[Задание]
Воспроизведите дословно отрывок из исходного текста ниже, начиная со слов «Вечерами наши восточные» и далее вплоть до слов «или Apple Store.».

[Исходный текст]

===============

В сентябре мы въехали в наше новое жилище. Два этажа занимали студенческие квартиры, их снимали либо молодые семьи, либо куча молодежи вскладчину – все учащиеся Сорбонны. На одном этаже жила даже семья профессора с факультета философии. Трущобы, конечно, не отличались красотой – бетонные, серые, но при этом на удивление просторные. Нам вполне хватило места, и даже организовалась полноценная детская комната.
Увы, остальные этажи и дома вокруг занимала не такая возвышенная публика.
Вечерами наши восточные соседи громко слушали арабо-французский рэп (истинное наслаждение для гурманов от музыки), выясняли, кто кому должен денег, кто где что удачно украл, хвастались стычками с полицией, и бесконечно обсуждали межличностные отношения внутри своей компании. Люди эти, однако, не были лишены талантов. Они регулярно разрисовывали стены окрестных домов, закрашивали и вновь разрисовывали, очевидно, стремясь к художественному совершенству. Я твердо верю, что где-то среди них есть французский Бэнкси, пройдет время, и он проявит себя, если, конечно, не получит срок за налет на лотерейную лавку или Apple Store.

===============

[Строки]
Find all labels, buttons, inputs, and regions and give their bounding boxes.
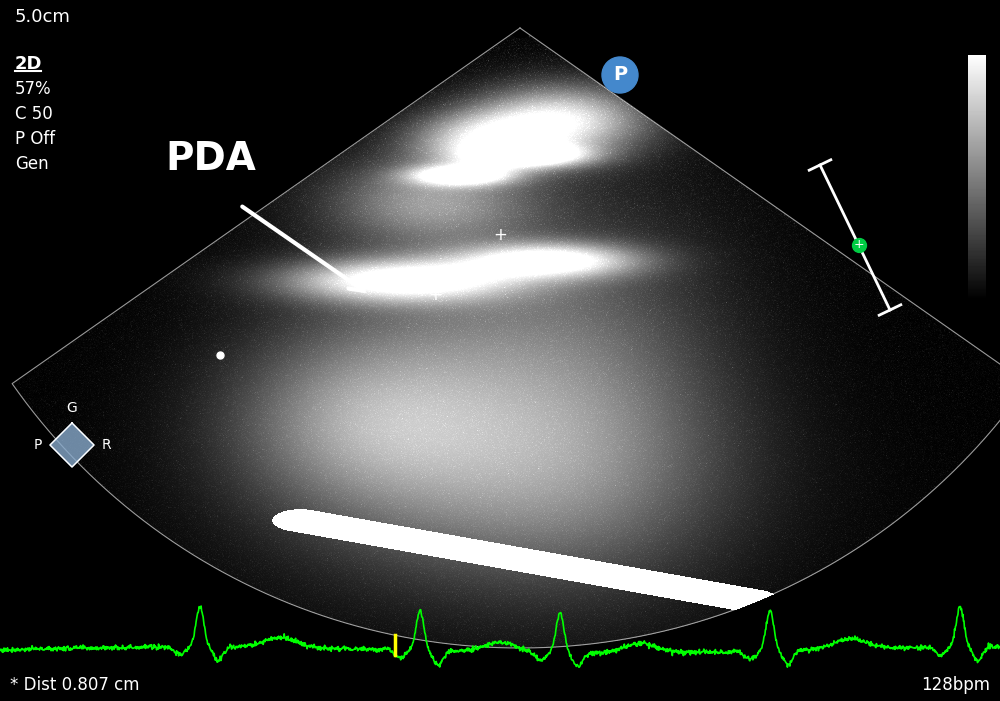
Text: C 50: C 50 [15, 105, 53, 123]
Text: P: P [613, 65, 627, 85]
Text: +: + [428, 286, 442, 304]
Text: G: G [67, 401, 77, 415]
Text: +: + [493, 226, 507, 244]
Text: +: + [853, 238, 864, 251]
Text: 2D: 2D [15, 55, 42, 73]
Text: P Off: P Off [15, 130, 55, 148]
Text: R: R [102, 438, 112, 452]
Text: 5.0cm: 5.0cm [15, 8, 71, 26]
Text: P: P [34, 438, 42, 452]
Text: PDA: PDA [165, 140, 256, 178]
Text: * Dist 0.807 cm: * Dist 0.807 cm [10, 676, 140, 694]
Text: 57%: 57% [15, 80, 52, 98]
Text: 128bpm: 128bpm [921, 676, 990, 694]
Polygon shape [50, 423, 94, 467]
Text: Gen: Gen [15, 155, 49, 173]
Circle shape [602, 57, 638, 93]
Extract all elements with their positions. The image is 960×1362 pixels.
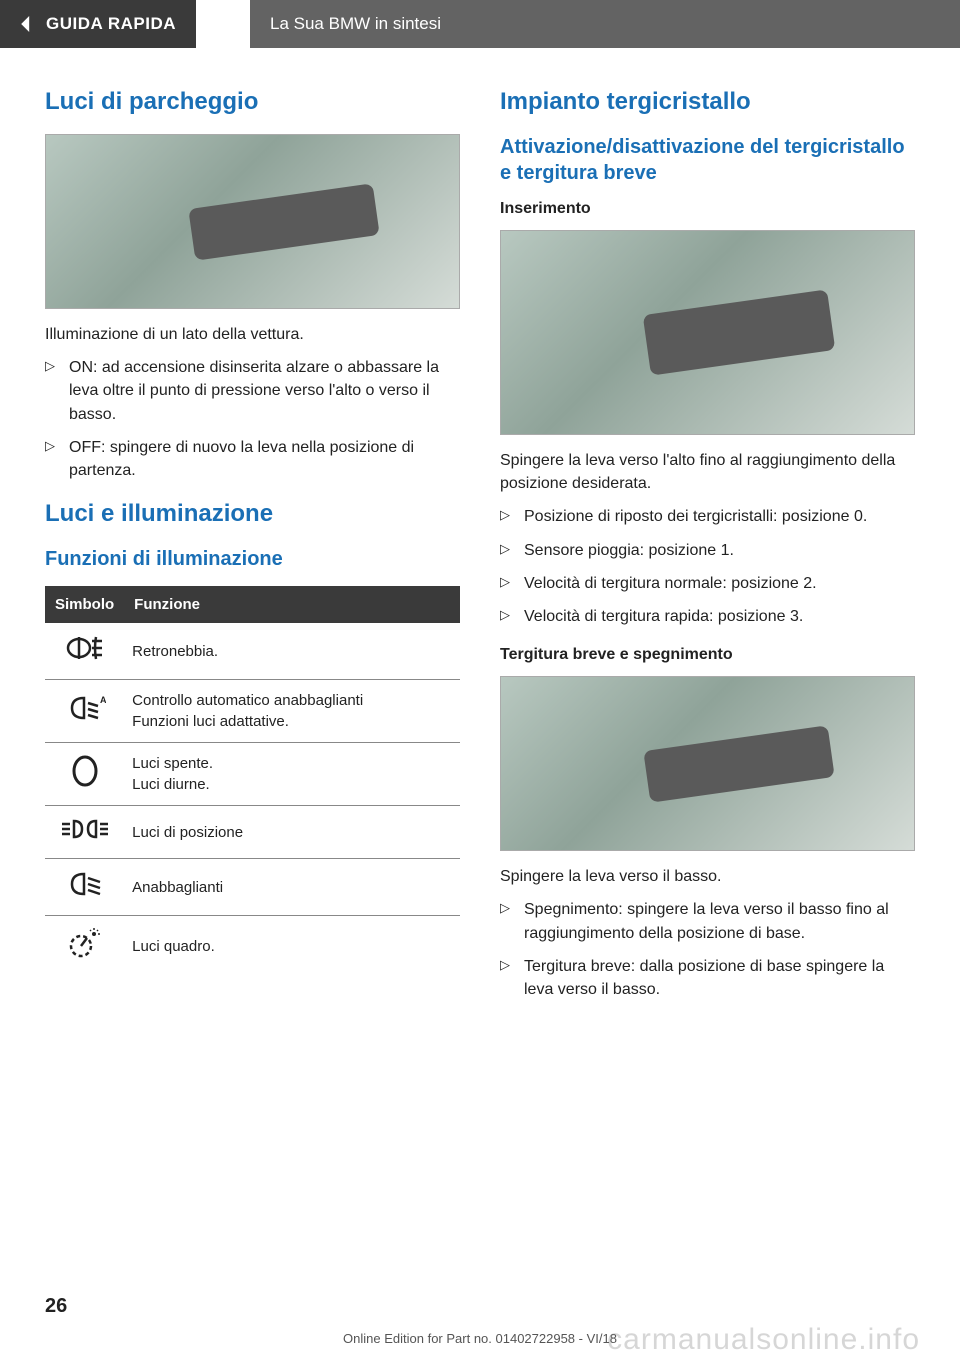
dashboard-lights-icon xyxy=(45,916,124,977)
left-column: Luci di parcheggio Illuminazione di un l… xyxy=(45,88,460,1019)
page-number: 26 xyxy=(45,1295,67,1318)
lights-off-icon xyxy=(45,743,124,806)
auto-dipped-icon: A xyxy=(45,680,124,743)
table-row: Anabbaglianti xyxy=(45,859,460,916)
table-cell: Luci spente. Luci diurne. xyxy=(124,743,460,806)
table-header-symbol: Simbolo xyxy=(45,586,124,623)
heading-functions: Funzioni di illuminazione xyxy=(45,546,460,572)
list-item: Tergitura breve: dalla posizione di base… xyxy=(500,955,915,1001)
caption-on: Spingere la leva verso l'alto fino al ra… xyxy=(500,449,915,495)
table-cell: Controllo automatico anabbaglianti Funzi… xyxy=(124,680,460,743)
table-cell: Anabbaglianti xyxy=(124,859,460,916)
list-item: ON: ad accensione disinserita alzare o a… xyxy=(45,356,460,426)
header-section-label: GUIDA RAPIDA xyxy=(46,14,176,34)
list-parking: ON: ad accensione disinserita alzare o a… xyxy=(45,356,460,482)
heading-parking-lights: Luci di parcheggio xyxy=(45,88,460,116)
table-cell: Retronebbia. xyxy=(124,623,460,680)
list-item: Velocità di tergitura rapida: posizione … xyxy=(500,605,915,628)
table-row: Retronebbia. xyxy=(45,623,460,680)
image-wiper-brief xyxy=(500,676,915,851)
table-row: Luci di posizione xyxy=(45,806,460,859)
table-light-functions: Simbolo Funzione Retronebbia. A Controll… xyxy=(45,586,460,976)
table-header-function: Funzione xyxy=(124,586,460,623)
image-parking-lever xyxy=(45,134,460,309)
caption-brief: Spingere la leva verso il basso. xyxy=(500,865,915,888)
table-cell: Luci di posizione xyxy=(124,806,460,859)
list-item: OFF: spingere di nuovo la leva nella pos… xyxy=(45,436,460,482)
list-item: Spegnimento: spingere la leva verso il b… xyxy=(500,898,915,944)
list-item: Velocità di tergitura normale: posizione… xyxy=(500,572,915,595)
heading-wiper: Impianto tergicristallo xyxy=(500,88,915,116)
caption-parking: Illuminazione di un lato della vettura. xyxy=(45,323,460,346)
chevron-left-icon xyxy=(18,16,34,32)
svg-text:A: A xyxy=(100,695,106,705)
list-item: Posizione di riposto dei tergicristalli:… xyxy=(500,505,915,528)
table-row: Luci quadro. xyxy=(45,916,460,977)
side-lights-icon xyxy=(45,806,124,859)
table-row: A Controllo automatico anabbaglianti Fun… xyxy=(45,680,460,743)
watermark: carmanualsonline.info xyxy=(607,1323,920,1357)
heading-lights: Luci e illuminazione xyxy=(45,500,460,528)
rear-fog-icon xyxy=(45,623,124,680)
heading-on: Inserimento xyxy=(500,200,915,218)
table-row: Luci spente. Luci diurne. xyxy=(45,743,460,806)
header-section: GUIDA RAPIDA xyxy=(0,0,196,48)
image-wiper-on xyxy=(500,230,915,435)
list-item: Sensore pioggia: posizione 1. xyxy=(500,539,915,562)
right-column: Impianto tergicristallo Attivazione/disa… xyxy=(500,88,915,1019)
header-subtitle-label: La Sua BMW in sintesi xyxy=(270,14,441,34)
list-brief: Spegnimento: spingere la leva verso il b… xyxy=(500,898,915,1001)
header-subtitle: La Sua BMW in sintesi xyxy=(250,0,960,48)
heading-activate: Attivazione/disattivazione del tergicris… xyxy=(500,134,915,186)
heading-brief: Tergitura breve e spegnimento xyxy=(500,646,915,664)
table-cell: Luci quadro. xyxy=(124,916,460,977)
dipped-beam-icon xyxy=(45,859,124,916)
list-on: Posizione di riposto dei tergicristalli:… xyxy=(500,505,915,628)
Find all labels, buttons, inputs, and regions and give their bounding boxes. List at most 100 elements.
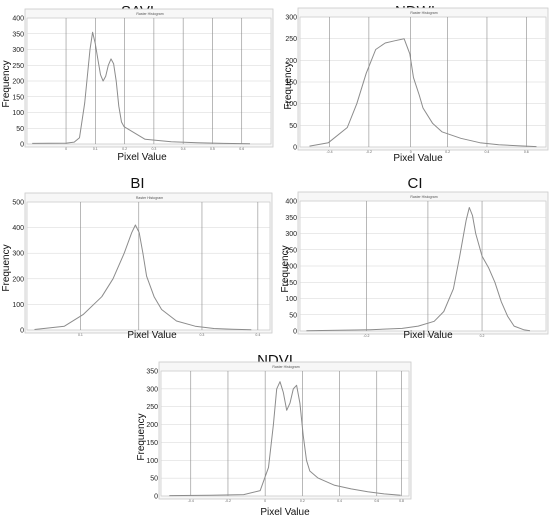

===============

[Готовое решение]
Вечерами наши восточные соседи громко слушали арабо-французский рэп (истинное наслаждение для гурманов от музыки), выясняли, кто кому должен денег, кто где что удачно украл, хвастались стычками с полицией, и бесконечно обсуждали межличностные отношения внутри своей компании. Люди эти, однако, не были лишены талантов. Они регулярно разрисовывали стены окрестных домов, закрашивали и вновь разрисовывали, очевидно, стремясь к художественному совершенству. Я твердо верю, что где-то среди них есть французский Бэнкси, пройдет время, и он проявит себя, если, конечно, не получит срок за налет на лотерейную лавку или Apple Store.